SOURCE:
↓

> On a set of kernel-intensive benchmarks (including NGINX and Redis) the fraction of kernel CPU time Biscuit spends on HLL features (primarily garbage collection and thread stack expansion checks) ranges up to 13%. The longest single GC-related pause suffered by NGINX was 115 microseconds; the longest observed sum of GC delays to a complete NGINX client request was 600 microseconds. In experiments comparing nearly identical system call, page fault, and context switch code paths written in Go and C, the Go version was 5% to 15% slower.
10% slowdown in return for memory safety could be a worthwhile tradeoff in some cases. And GC pauses were almost not an issue (less than 1ms in the worst measured).
If the kernel was only using 1% of the CPU time before, and you rewrite it in QBASIC for a 5x slowdown, your application only sees a ~4% slowdown...
I beg to differ.
Lisp has been influential since the 60s, especially in certain niches (AI, symbolic algebra, etc.) and is still going strong.
Smalltalk was used throughout the 70s (although first "released" in 1980), and is far more "dynamic" than the scripting languages widely used today (e.g. Python); the classic example is 'ifTrue' being a method call which we can override (via a built-in live editor, no less!).

↑

DIRECTIVE A:
For each statement below, say whether it agrees with the thread on the Biscuit kernel, answering yes or no and quoting the words of the thread that decide it. (i) The longest single GC-related pause suffered by NGINX was 115 microseconds. (ii) In the comparison of Go and C code paths, the Go version was 20% to 25% slower. (iii) Smalltalk was first released in the 1960s.
DIRECTIVE B:
Echo the records word for word, from their first line through the line that contains "download-arrow-icon — [720, 2120, 759, 2163]", with both ends included.

EXTRACTED RECORDS:
↓

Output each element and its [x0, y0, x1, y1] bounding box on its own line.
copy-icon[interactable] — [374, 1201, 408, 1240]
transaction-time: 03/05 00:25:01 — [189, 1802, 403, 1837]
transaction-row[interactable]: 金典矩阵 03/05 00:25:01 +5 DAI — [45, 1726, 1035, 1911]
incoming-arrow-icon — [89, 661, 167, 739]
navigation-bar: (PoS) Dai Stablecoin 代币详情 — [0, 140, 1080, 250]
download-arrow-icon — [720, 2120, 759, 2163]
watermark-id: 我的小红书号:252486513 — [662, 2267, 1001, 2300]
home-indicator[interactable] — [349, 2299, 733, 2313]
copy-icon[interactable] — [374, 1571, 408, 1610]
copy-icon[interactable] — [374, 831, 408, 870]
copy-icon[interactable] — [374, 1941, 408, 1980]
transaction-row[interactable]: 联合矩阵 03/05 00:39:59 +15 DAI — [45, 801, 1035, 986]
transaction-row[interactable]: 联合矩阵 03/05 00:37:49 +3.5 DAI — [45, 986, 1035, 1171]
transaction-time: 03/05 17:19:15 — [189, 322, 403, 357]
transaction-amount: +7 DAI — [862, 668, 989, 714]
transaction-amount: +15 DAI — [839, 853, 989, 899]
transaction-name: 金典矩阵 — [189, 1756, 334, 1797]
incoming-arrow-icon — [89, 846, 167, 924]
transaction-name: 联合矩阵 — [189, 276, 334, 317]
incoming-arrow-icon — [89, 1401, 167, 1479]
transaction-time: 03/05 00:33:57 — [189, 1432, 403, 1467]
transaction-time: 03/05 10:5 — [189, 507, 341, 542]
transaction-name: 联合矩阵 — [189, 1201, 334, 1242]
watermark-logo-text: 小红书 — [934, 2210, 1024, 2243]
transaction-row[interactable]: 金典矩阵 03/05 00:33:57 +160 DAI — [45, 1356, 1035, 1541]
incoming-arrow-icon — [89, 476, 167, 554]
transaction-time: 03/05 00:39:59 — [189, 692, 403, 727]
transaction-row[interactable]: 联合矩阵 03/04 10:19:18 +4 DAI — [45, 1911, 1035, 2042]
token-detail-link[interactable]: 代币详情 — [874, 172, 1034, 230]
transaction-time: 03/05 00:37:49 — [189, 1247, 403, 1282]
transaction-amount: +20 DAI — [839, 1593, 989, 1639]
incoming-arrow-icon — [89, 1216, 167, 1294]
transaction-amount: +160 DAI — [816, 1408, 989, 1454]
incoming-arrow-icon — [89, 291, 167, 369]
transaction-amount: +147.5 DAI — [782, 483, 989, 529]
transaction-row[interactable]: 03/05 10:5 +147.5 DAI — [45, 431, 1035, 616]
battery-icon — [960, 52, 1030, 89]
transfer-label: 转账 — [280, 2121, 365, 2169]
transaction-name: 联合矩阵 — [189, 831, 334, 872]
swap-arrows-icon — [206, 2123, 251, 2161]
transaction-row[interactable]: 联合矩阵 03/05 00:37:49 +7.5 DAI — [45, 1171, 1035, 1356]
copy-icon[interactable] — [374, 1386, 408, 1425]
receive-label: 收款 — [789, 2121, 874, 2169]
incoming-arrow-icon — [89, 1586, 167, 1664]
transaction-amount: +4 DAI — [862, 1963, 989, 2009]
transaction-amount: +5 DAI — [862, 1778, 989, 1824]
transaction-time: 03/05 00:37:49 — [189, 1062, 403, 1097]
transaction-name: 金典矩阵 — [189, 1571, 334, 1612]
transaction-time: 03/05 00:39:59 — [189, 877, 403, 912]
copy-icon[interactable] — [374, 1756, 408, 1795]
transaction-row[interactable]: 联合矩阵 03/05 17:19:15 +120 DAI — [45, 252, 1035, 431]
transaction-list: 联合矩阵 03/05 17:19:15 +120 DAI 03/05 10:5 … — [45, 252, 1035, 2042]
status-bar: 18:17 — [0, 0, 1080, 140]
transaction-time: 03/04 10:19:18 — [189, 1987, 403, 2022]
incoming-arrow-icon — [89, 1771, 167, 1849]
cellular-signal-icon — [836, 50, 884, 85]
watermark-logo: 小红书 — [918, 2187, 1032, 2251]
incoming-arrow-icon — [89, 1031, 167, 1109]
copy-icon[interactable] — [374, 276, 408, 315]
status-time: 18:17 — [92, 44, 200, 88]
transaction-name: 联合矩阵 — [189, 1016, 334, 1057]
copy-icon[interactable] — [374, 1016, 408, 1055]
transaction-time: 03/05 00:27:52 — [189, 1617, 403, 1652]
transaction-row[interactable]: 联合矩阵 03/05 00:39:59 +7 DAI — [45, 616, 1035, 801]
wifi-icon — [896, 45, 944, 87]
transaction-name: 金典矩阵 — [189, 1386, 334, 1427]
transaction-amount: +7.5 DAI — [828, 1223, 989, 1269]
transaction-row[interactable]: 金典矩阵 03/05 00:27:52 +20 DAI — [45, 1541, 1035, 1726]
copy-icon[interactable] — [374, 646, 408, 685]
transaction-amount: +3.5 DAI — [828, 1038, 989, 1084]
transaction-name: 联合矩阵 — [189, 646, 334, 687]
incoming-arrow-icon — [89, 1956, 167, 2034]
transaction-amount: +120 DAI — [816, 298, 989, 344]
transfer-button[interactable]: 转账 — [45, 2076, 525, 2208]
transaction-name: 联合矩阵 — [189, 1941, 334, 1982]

↑

FULL OUTPUT A:
(i) Yes: "The longest single GC-related pause suffered by NGINX was 115 microseconds"
(ii) No: "the Go version was 5% to 15% slower"
(iii) No: "Smalltalk was used throughout the 70s (although first "released" in 1980)"

FULL OUTPUT B:
Output each element and its [x0, y0, x1, y1] bounding box on its own line.
copy-icon[interactable] — [374, 1201, 408, 1240]
transaction-time: 03/05 00:25:01 — [189, 1802, 403, 1837]
transaction-row[interactable]: 金典矩阵 03/05 00:25:01 +5 DAI — [45, 1726, 1035, 1911]
incoming-arrow-icon — [89, 661, 167, 739]
navigation-bar: (PoS) Dai Stablecoin 代币详情 — [0, 140, 1080, 250]
download-arrow-icon — [720, 2120, 759, 2163]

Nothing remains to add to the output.